Your goal => Filter the records below for the word "right". Copy each line that holds it.

Figure record extracts
>> begin

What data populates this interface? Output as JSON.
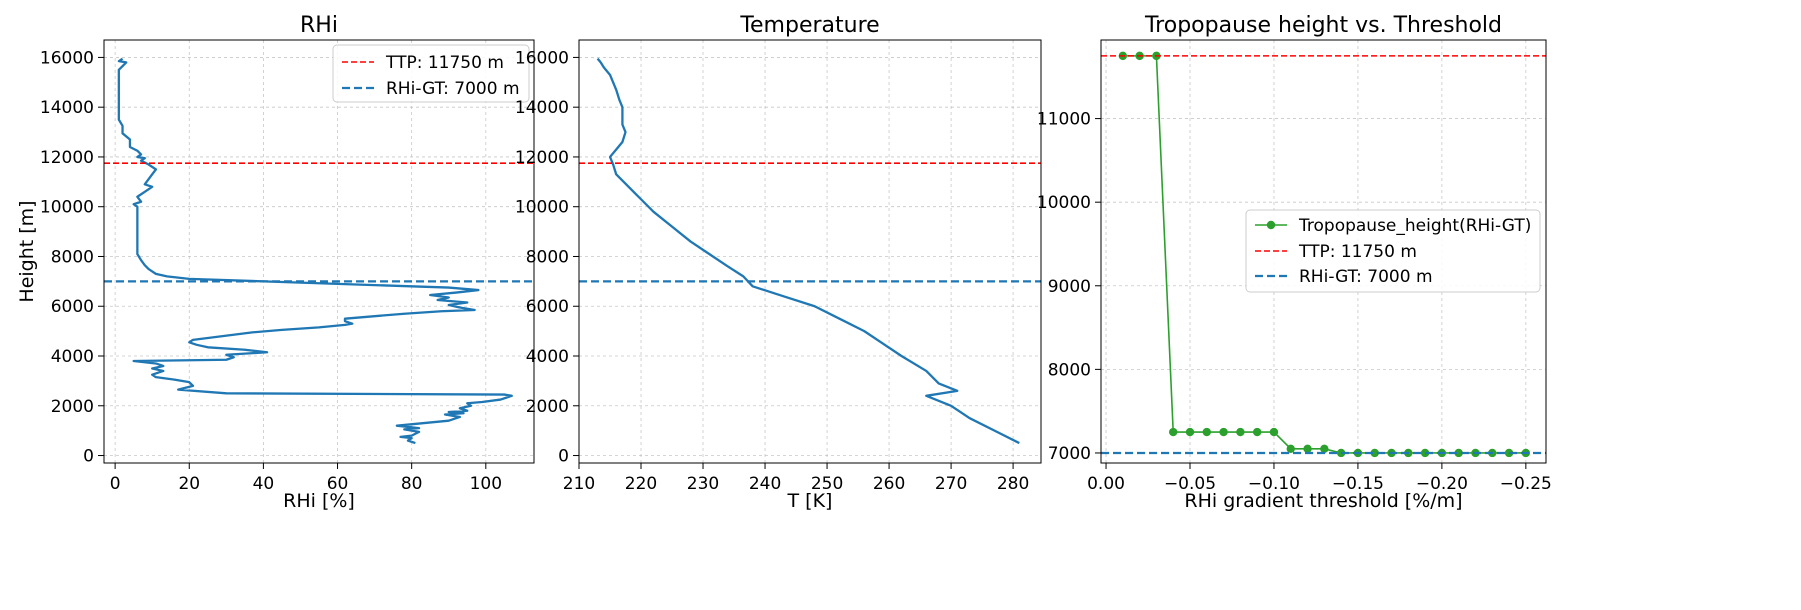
{
  "chart_data": [
    {
      "type": "line",
      "title": "RHi",
      "xlabel": "RHi [%]",
      "ylabel": "Height [m]",
      "xlim": [
        -3,
        113
      ],
      "ylim": [
        -300,
        16700
      ],
      "x_ticks": [
        0,
        20,
        40,
        60,
        80,
        100
      ],
      "y_ticks": [
        0,
        2000,
        4000,
        6000,
        8000,
        10000,
        12000,
        14000,
        16000
      ],
      "grid": true,
      "legend_position": "top-right",
      "hlines": [
        {
          "name": "TTP: 11750 m",
          "y": 11750,
          "color": "#ff0000",
          "style": "dashed"
        },
        {
          "name": "RHi-GT: 7000 m",
          "y": 7000,
          "color": "#1f77b4",
          "style": "dashed"
        }
      ],
      "series": [
        {
          "color": "#1f77b4",
          "points": [
            [
              81,
              500
            ],
            [
              79,
              600
            ],
            [
              80,
              700
            ],
            [
              77,
              750
            ],
            [
              80,
              800
            ],
            [
              82,
              950
            ],
            [
              78,
              1050
            ],
            [
              82,
              1100
            ],
            [
              76,
              1200
            ],
            [
              83,
              1300
            ],
            [
              90,
              1400
            ],
            [
              93,
              1550
            ],
            [
              89,
              1650
            ],
            [
              94,
              1700
            ],
            [
              90,
              1750
            ],
            [
              95,
              1800
            ],
            [
              93,
              1900
            ],
            [
              96,
              2000
            ],
            [
              95,
              2100
            ],
            [
              99,
              2150
            ],
            [
              104,
              2250
            ],
            [
              107,
              2400
            ],
            [
              105,
              2450
            ],
            [
              30,
              2500
            ],
            [
              17,
              2650
            ],
            [
              21,
              2800
            ],
            [
              20,
              2950
            ],
            [
              16,
              3050
            ],
            [
              11,
              3150
            ],
            [
              10,
              3250
            ],
            [
              13,
              3400
            ],
            [
              10,
              3500
            ],
            [
              13,
              3600
            ],
            [
              11,
              3700
            ],
            [
              5,
              3800
            ],
            [
              30,
              3850
            ],
            [
              32,
              3950
            ],
            [
              30,
              4050
            ],
            [
              41,
              4150
            ],
            [
              35,
              4250
            ],
            [
              25,
              4350
            ],
            [
              22,
              4450
            ],
            [
              20,
              4550
            ],
            [
              21,
              4650
            ],
            [
              29,
              4800
            ],
            [
              37,
              4950
            ],
            [
              45,
              5050
            ],
            [
              55,
              5150
            ],
            [
              62,
              5250
            ],
            [
              64,
              5300
            ],
            [
              62,
              5400
            ],
            [
              62,
              5500
            ],
            [
              70,
              5600
            ],
            [
              78,
              5700
            ],
            [
              88,
              5800
            ],
            [
              97,
              5850
            ],
            [
              93,
              5950
            ],
            [
              90,
              6050
            ],
            [
              95,
              6150
            ],
            [
              87,
              6250
            ],
            [
              90,
              6350
            ],
            [
              85,
              6450
            ],
            [
              92,
              6550
            ],
            [
              98,
              6650
            ],
            [
              90,
              6750
            ],
            [
              60,
              6900
            ],
            [
              40,
              7000
            ],
            [
              20,
              7100
            ],
            [
              14,
              7200
            ],
            [
              11,
              7300
            ],
            [
              10,
              7400
            ],
            [
              9,
              7500
            ],
            [
              8,
              7650
            ],
            [
              7,
              7850
            ],
            [
              6,
              8100
            ],
            [
              6,
              8500
            ],
            [
              6,
              9000
            ],
            [
              6,
              9500
            ],
            [
              6,
              10000
            ],
            [
              5,
              10100
            ],
            [
              7,
              10200
            ],
            [
              6,
              10400
            ],
            [
              8,
              10600
            ],
            [
              10,
              10800
            ],
            [
              8,
              10900
            ],
            [
              9,
              11100
            ],
            [
              10,
              11300
            ],
            [
              11,
              11500
            ],
            [
              9,
              11700
            ],
            [
              7,
              11850
            ],
            [
              8,
              11950
            ],
            [
              6,
              12000
            ],
            [
              7,
              12100
            ],
            [
              6,
              12250
            ],
            [
              4,
              12400
            ],
            [
              4,
              12700
            ],
            [
              2,
              12950
            ],
            [
              2,
              13250
            ],
            [
              1,
              13500
            ],
            [
              1,
              14000
            ],
            [
              1,
              14500
            ],
            [
              1,
              15000
            ],
            [
              1,
              15500
            ],
            [
              3,
              15800
            ],
            [
              1,
              15850
            ],
            [
              2,
              15950
            ]
          ]
        }
      ]
    },
    {
      "type": "line",
      "title": "Temperature",
      "xlabel": "T [K]",
      "ylabel": "",
      "xlim": [
        210,
        284.5
      ],
      "ylim": [
        -300,
        16700
      ],
      "x_ticks": [
        210,
        220,
        230,
        240,
        250,
        260,
        270,
        280
      ],
      "y_ticks": [
        0,
        2000,
        4000,
        6000,
        8000,
        10000,
        12000,
        14000,
        16000
      ],
      "grid": true,
      "hlines": [
        {
          "name": "TTP: 11750 m",
          "y": 11750,
          "color": "#ff0000",
          "style": "dashed"
        },
        {
          "name": "RHi-GT: 7000 m",
          "y": 7000,
          "color": "#1f77b4",
          "style": "dashed"
        }
      ],
      "series": [
        {
          "color": "#1f77b4",
          "points": [
            [
              281,
              500
            ],
            [
              277,
              1000
            ],
            [
              273,
              1500
            ],
            [
              270,
              2000
            ],
            [
              266,
              2400
            ],
            [
              271,
              2600
            ],
            [
              268,
              2900
            ],
            [
              266,
              3400
            ],
            [
              262,
              4000
            ],
            [
              259,
              4500
            ],
            [
              256,
              5000
            ],
            [
              252,
              5500
            ],
            [
              248,
              6000
            ],
            [
              243,
              6400
            ],
            [
              238,
              6800
            ],
            [
              236.5,
              7200
            ],
            [
              234,
              7600
            ],
            [
              231,
              8100
            ],
            [
              228,
              8600
            ],
            [
              225,
              9200
            ],
            [
              222,
              9800
            ],
            [
              220,
              10300
            ],
            [
              218,
              10800
            ],
            [
              216,
              11300
            ],
            [
              215.5,
              11700
            ],
            [
              215,
              12000
            ],
            [
              216,
              12300
            ],
            [
              217,
              12600
            ],
            [
              217.5,
              13000
            ],
            [
              217,
              13300
            ],
            [
              217,
              13700
            ],
            [
              217,
              14000
            ],
            [
              216.5,
              14300
            ],
            [
              216,
              14700
            ],
            [
              215.5,
              15000
            ],
            [
              215,
              15300
            ],
            [
              214,
              15600
            ],
            [
              213.5,
              15800
            ],
            [
              213,
              15950
            ]
          ]
        }
      ]
    },
    {
      "type": "line",
      "title": "Tropopause height vs. Threshold",
      "xlabel": "RHi gradient threshold [%/m]",
      "ylabel": "",
      "xlim": [
        0.003,
        -0.262
      ],
      "ylim": [
        6880,
        11940
      ],
      "x_ticks": [
        0.0,
        -0.05,
        -0.1,
        -0.15,
        -0.2,
        -0.25
      ],
      "x_tick_labels": [
        "0.00",
        "−0.05",
        "−0.10",
        "−0.15",
        "−0.20",
        "−0.25"
      ],
      "y_ticks": [
        7000,
        8000,
        9000,
        10000,
        11000
      ],
      "grid": true,
      "legend_position": "center-right",
      "hlines": [
        {
          "name": "TTP: 11750 m",
          "y": 11750,
          "color": "#ff0000",
          "style": "dashed"
        },
        {
          "name": "RHi-GT: 7000 m",
          "y": 7000,
          "color": "#1f77b4",
          "style": "dashed"
        }
      ],
      "series": [
        {
          "name": "Tropopause_height(RHi-GT)",
          "color": "#2ca02c",
          "marker": "circle",
          "x": [
            -0.01,
            -0.02,
            -0.03,
            -0.04,
            -0.05,
            -0.06,
            -0.07,
            -0.08,
            -0.09,
            -0.1,
            -0.11,
            -0.12,
            -0.13,
            -0.14,
            -0.15,
            -0.16,
            -0.17,
            -0.18,
            -0.19,
            -0.2,
            -0.21,
            -0.22,
            -0.23,
            -0.24,
            -0.25
          ],
          "y": [
            11750,
            11750,
            11750,
            7250,
            7250,
            7250,
            7250,
            7250,
            7250,
            7250,
            7050,
            7050,
            7050,
            7000,
            7000,
            7000,
            7000,
            7000,
            7000,
            7000,
            7000,
            7000,
            7000,
            7000,
            7000
          ]
        }
      ]
    }
  ]
}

>> end

Result of this task =>
      "legend_position": "top-right",
      "legend_position": "center-right",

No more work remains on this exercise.